Among the lines below, count those with "redo". Give only the number.

(Collected data)
┏━━
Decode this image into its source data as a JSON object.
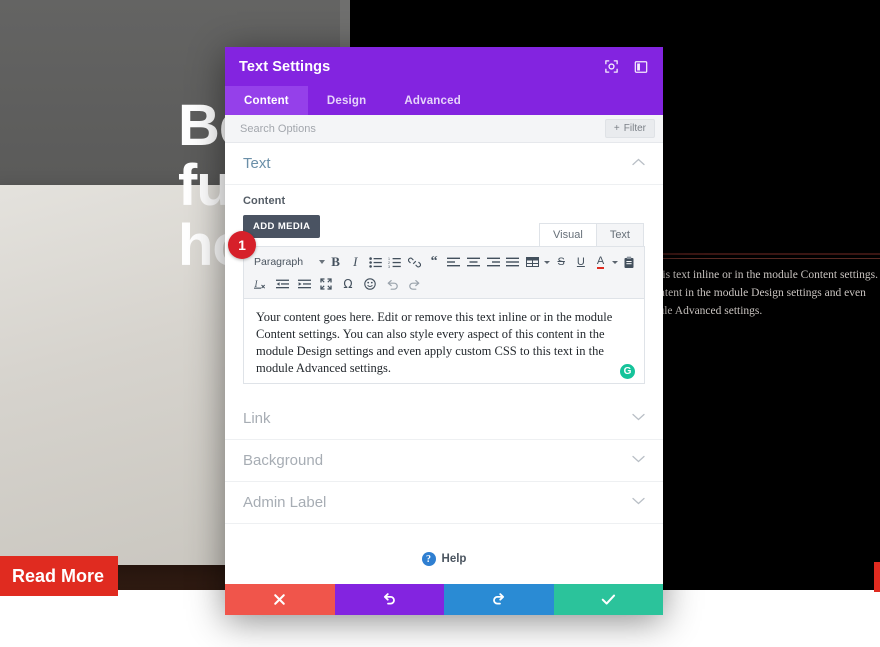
{
  "background": {
    "hero_headline": "Beautifully made\nfurniture for your\nhome.",
    "hero_paragraph": "Your content goes here. Edit or remove this text inline or in the module Content settings. You can also style every aspect of this content in the module Design settings and even apply custom CSS to this text in the module Advanced settings.",
    "cta_label": "Read More",
    "colors": {
      "cta_red": "#e02b20",
      "hero_dark": "#000000",
      "headline_white": "#ffffff"
    }
  },
  "modal": {
    "title": "Text Settings",
    "header_icons": [
      {
        "name": "expand-icon",
        "label": "Expand"
      },
      {
        "name": "layout-toggle-icon",
        "label": "Toggle Layout"
      }
    ],
    "tabs": [
      {
        "label": "Content",
        "active": true
      },
      {
        "label": "Design",
        "active": false
      },
      {
        "label": "Advanced",
        "active": false
      }
    ],
    "search": {
      "placeholder": "Search Options",
      "value": "",
      "filter_label": "Filter"
    },
    "sections": [
      {
        "label": "Text",
        "open": true
      },
      {
        "label": "Link",
        "open": false
      },
      {
        "label": "Background",
        "open": false
      },
      {
        "label": "Admin Label",
        "open": false
      }
    ],
    "content_section": {
      "field_label": "Content",
      "add_media_label": "ADD MEDIA",
      "editor_modes": [
        {
          "label": "Visual",
          "active": true
        },
        {
          "label": "Text",
          "active": false
        }
      ],
      "toolbar": {
        "format_select": "Paragraph",
        "row1": [
          "bold-icon",
          "italic-icon",
          "bulleted-list-icon",
          "numbered-list-icon",
          "link-icon",
          "blockquote-icon",
          "align-left-icon",
          "align-center-icon",
          "align-right-icon",
          "align-justify-icon",
          "table-icon",
          "strikethrough-icon",
          "underline-icon",
          "text-color-icon",
          "paste-icon"
        ],
        "row2": [
          "clear-formatting-icon",
          "outdent-icon",
          "indent-icon",
          "fullscreen-icon",
          "special-character-icon",
          "emoji-icon",
          "undo-icon",
          "redo-icon"
        ]
      },
      "editor_value": "Your content goes here. Edit or remove this text inline or in the module Content settings. You can also style every aspect of this content in the module Design settings and even apply custom CSS to this text in the module Advanced settings.",
      "grammarly_badge": "G"
    },
    "help": {
      "label": "Help"
    },
    "footer_buttons": [
      {
        "name": "cancel-button",
        "icon": "close-icon",
        "color": "#f0554b"
      },
      {
        "name": "undo-button",
        "icon": "undo-icon",
        "color": "#8324e0"
      },
      {
        "name": "redo-button",
        "icon": "redo-icon",
        "color": "#2a8bd4"
      },
      {
        "name": "save-button",
        "icon": "check-icon",
        "color": "#2bc39b"
      }
    ],
    "colors": {
      "header_purple": "#8324e0",
      "tab_active": "#9540ea",
      "section_label": "#6b8fa8"
    }
  },
  "annotation": {
    "step_number": "1"
  }
}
┗━━
* [Exercise result] 3